• What you need to do:
Rewrite every line of the items below as a numbered list, omitting any blank lines.

• Given information:
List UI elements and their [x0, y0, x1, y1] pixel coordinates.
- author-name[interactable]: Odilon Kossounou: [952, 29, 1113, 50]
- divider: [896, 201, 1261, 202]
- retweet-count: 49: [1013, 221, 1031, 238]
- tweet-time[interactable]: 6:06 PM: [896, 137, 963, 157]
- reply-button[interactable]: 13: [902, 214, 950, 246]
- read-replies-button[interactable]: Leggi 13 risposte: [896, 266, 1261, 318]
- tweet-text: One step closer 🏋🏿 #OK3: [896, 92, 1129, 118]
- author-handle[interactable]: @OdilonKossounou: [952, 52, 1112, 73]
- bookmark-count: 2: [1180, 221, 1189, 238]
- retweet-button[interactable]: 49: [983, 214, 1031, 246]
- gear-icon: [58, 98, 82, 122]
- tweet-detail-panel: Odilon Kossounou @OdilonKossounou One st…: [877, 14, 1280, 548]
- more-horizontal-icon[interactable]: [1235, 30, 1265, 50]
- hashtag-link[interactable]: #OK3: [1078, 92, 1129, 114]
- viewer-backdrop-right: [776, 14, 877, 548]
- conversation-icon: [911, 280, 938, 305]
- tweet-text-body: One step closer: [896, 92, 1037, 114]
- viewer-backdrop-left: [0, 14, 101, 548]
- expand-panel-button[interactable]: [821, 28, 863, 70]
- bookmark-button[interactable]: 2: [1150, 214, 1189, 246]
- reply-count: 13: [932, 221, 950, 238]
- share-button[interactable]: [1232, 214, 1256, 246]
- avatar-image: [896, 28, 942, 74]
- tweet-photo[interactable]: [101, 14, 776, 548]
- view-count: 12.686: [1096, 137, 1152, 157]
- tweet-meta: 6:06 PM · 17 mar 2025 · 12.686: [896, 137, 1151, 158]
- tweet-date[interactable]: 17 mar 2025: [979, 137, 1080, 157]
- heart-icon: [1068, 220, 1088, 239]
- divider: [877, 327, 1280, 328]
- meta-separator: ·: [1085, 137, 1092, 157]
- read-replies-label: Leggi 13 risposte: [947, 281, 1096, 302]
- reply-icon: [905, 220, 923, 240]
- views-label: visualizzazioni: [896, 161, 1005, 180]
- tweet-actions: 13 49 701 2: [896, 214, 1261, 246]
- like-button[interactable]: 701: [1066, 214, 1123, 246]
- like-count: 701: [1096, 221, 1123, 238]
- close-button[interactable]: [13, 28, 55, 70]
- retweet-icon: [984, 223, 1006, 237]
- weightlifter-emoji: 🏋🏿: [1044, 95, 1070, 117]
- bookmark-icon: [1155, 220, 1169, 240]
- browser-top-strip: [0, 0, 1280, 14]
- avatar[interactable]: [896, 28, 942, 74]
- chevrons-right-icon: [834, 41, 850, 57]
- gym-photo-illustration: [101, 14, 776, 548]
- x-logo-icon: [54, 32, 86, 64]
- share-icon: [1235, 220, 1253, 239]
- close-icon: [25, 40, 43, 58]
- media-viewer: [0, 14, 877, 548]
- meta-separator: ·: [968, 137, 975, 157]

• Response to this task:
1. List UI elements and their [x0, y0, x1, y1] pixel coordinates.
2. - author-name[interactable]: Odilon Kossounou: [952, 29, 1113, 50]
3. - divider: [896, 201, 1261, 202]
4. - retweet-count: 49: [1013, 221, 1031, 238]
5. - tweet-time[interactable]: 6:06 PM: [896, 137, 963, 157]
6. - reply-button[interactable]: 13: [902, 214, 950, 246]
7. - read-replies-button[interactable]: Leggi 13 risposte: [896, 266, 1261, 318]
8. - tweet-text: One step closer 🏋🏿 #OK3: [896, 92, 1129, 118]
9. - author-handle[interactable]: @OdilonKossounou: [952, 52, 1112, 73]
10. - bookmark-count: 2: [1180, 221, 1189, 238]
11. - retweet-button[interactable]: 49: [983, 214, 1031, 246]
12. - gear-icon: [58, 98, 82, 122]
13. - tweet-detail-panel: Odilon Kossounou @OdilonKossounou One st…: [877, 14, 1280, 548]
14. - more-horizontal-icon[interactable]: [1235, 30, 1265, 50]
15. - hashtag-link[interactable]: #OK3: [1078, 92, 1129, 114]
16. - viewer-backdrop-right: [776, 14, 877, 548]
17. - conversation-icon: [911, 280, 938, 305]
18. - tweet-text-body: One step closer: [896, 92, 1037, 114]
19. - viewer-backdrop-left: [0, 14, 101, 548]
20. - expand-panel-button[interactable]: [821, 28, 863, 70]
21. - bookmark-button[interactable]: 2: [1150, 214, 1189, 246]
22. - reply-count: 13: [932, 221, 950, 238]
23. - share-button[interactable]: [1232, 214, 1256, 246]
24. - avatar-image: [896, 28, 942, 74]
25. - tweet-photo[interactable]: [101, 14, 776, 548]
26. - view-count: 12.686: [1096, 137, 1152, 157]
27. - tweet-meta: 6:06 PM · 17 mar 2025 · 12.686: [896, 137, 1151, 158]
28. - tweet-date[interactable]: 17 mar 2025: [979, 137, 1080, 157]
29. - heart-icon: [1068, 220, 1088, 239]
30. - divider: [877, 327, 1280, 328]
31. - meta-separator: ·: [1085, 137, 1092, 157]
32. - read-replies-label: Leggi 13 risposte: [947, 281, 1096, 302]
33. - reply-icon: [905, 220, 923, 240]
34. - views-label: visualizzazioni: [896, 161, 1005, 180]
35. - tweet-actions: 13 49 701 2: [896, 214, 1261, 246]
36. - like-button[interactable]: 701: [1066, 214, 1123, 246]
37. - like-count: 701: [1096, 221, 1123, 238]
38. - close-button[interactable]: [13, 28, 55, 70]
39. - retweet-icon: [984, 223, 1006, 237]
40. - weightlifter-emoji: 🏋🏿: [1044, 95, 1070, 117]
41. - bookmark-icon: [1155, 220, 1169, 240]
42. - browser-top-strip: [0, 0, 1280, 14]
43. - avatar[interactable]: [896, 28, 942, 74]
44. - chevrons-right-icon: [834, 41, 850, 57]
45. - gym-photo-illustration: [101, 14, 776, 548]
46. - x-logo-icon: [54, 32, 86, 64]
47. - share-icon: [1235, 220, 1253, 239]
48. - close-icon: [25, 40, 43, 58]
49. - media-viewer: [0, 14, 877, 548]
50. - meta-separator: ·: [968, 137, 975, 157]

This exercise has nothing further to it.